> Set exercise
Extract the text of every entry below exactly; leave images out.
========
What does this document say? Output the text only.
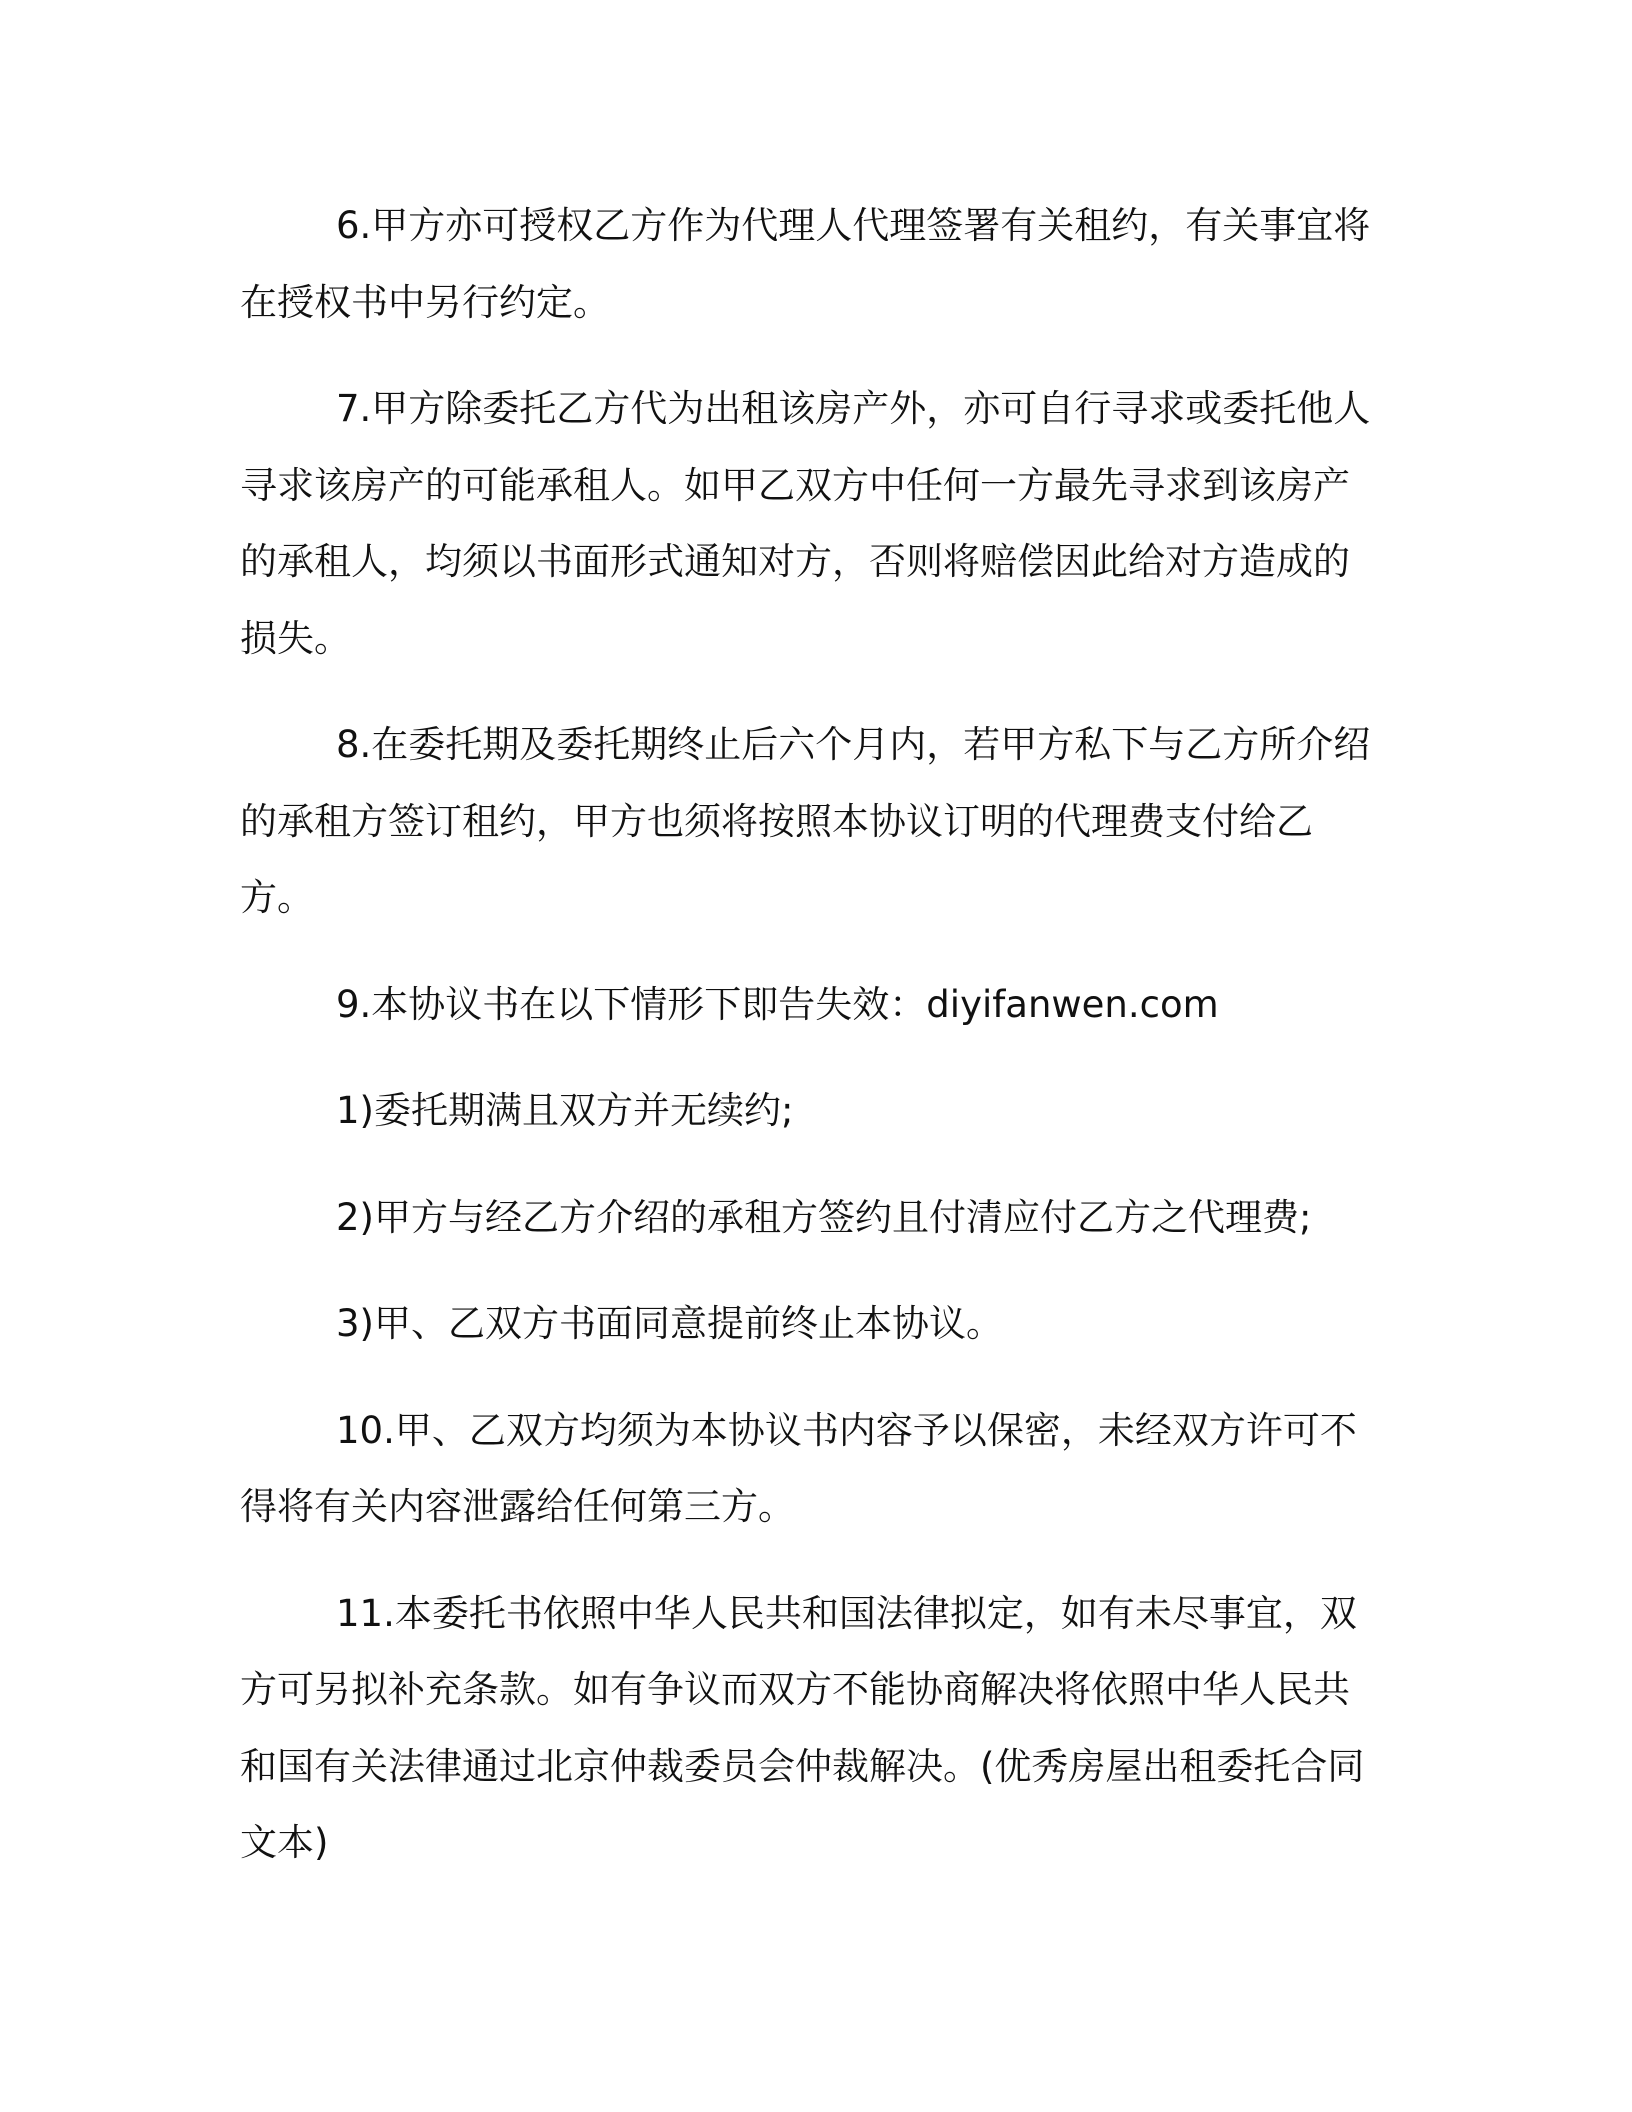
6.甲方亦可授权乙方作为代理人代理签署有关租约，有关事宜将在授权书中另行约定。

7.甲方除委托乙方代为出租该房产外，亦可自行寻求或委托他人寻求该房产的可能承租人。如甲乙双方中任何一方最先寻求到该房产的承租人，均须以书面形式通知对方，否则将赔偿因此给对方造成的损失。

8.在委托期及委托期终止后六个月内，若甲方私下与乙方所介绍的承租方签订租约，甲方也须将按照本协议订明的代理费支付给乙方。

9.本协议书在以下情形下即告失效：diyifanwen.com

1)委托期满且双方并无续约;

2)甲方与经乙方介绍的承租方签约且付清应付乙方之代理费;

3)甲、乙双方书面同意提前终止本协议。

10.甲、乙双方均须为本协议书内容予以保密，未经双方许可不得将有关内容泄露给任何第三方。

11.本委托书依照中华人民共和国法律拟定，如有未尽事宜，双方可另拟补充条款。如有争议而双方不能协商解决将依照中华人民共和国有关法律通过北京仲裁委员会仲裁解决。(优秀房屋出租委托合同文本)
========
> Finished task
What does this document say? Output the text only.
6.甲方亦可授权乙方作为代理人代理签署有关租约，有关事宜将在授权书中另行约定。

7.甲方除委托乙方代为出租该房产外，亦可自行寻求或委托他人寻求该房产的可能承租人。如甲乙双方中任何一方最先寻求到该房产的承租人，均须以书面形式通知对方，否则将赔偿因此给对方造成的损失。

8.在委托期及委托期终止后六个月内，若甲方私下与乙方所介绍的承租方签订租约，甲方也须将按照本协议订明的代理费支付给乙方。

9.本协议书在以下情形下即告失效：diyifanwen.com

1)委托期满且双方并无续约;

2)甲方与经乙方介绍的承租方签约且付清应付乙方之代理费;

3)甲、乙双方书面同意提前终止本协议。

10.甲、乙双方均须为本协议书内容予以保密，未经双方许可不得将有关内容泄露给任何第三方。

11.本委托书依照中华人民共和国法律拟定，如有未尽事宜，双方可另拟补充条款。如有争议而双方不能协商解决将依照中华人民共和国有关法律通过北京仲裁委员会仲裁解决。(优秀房屋出租委托合同文本)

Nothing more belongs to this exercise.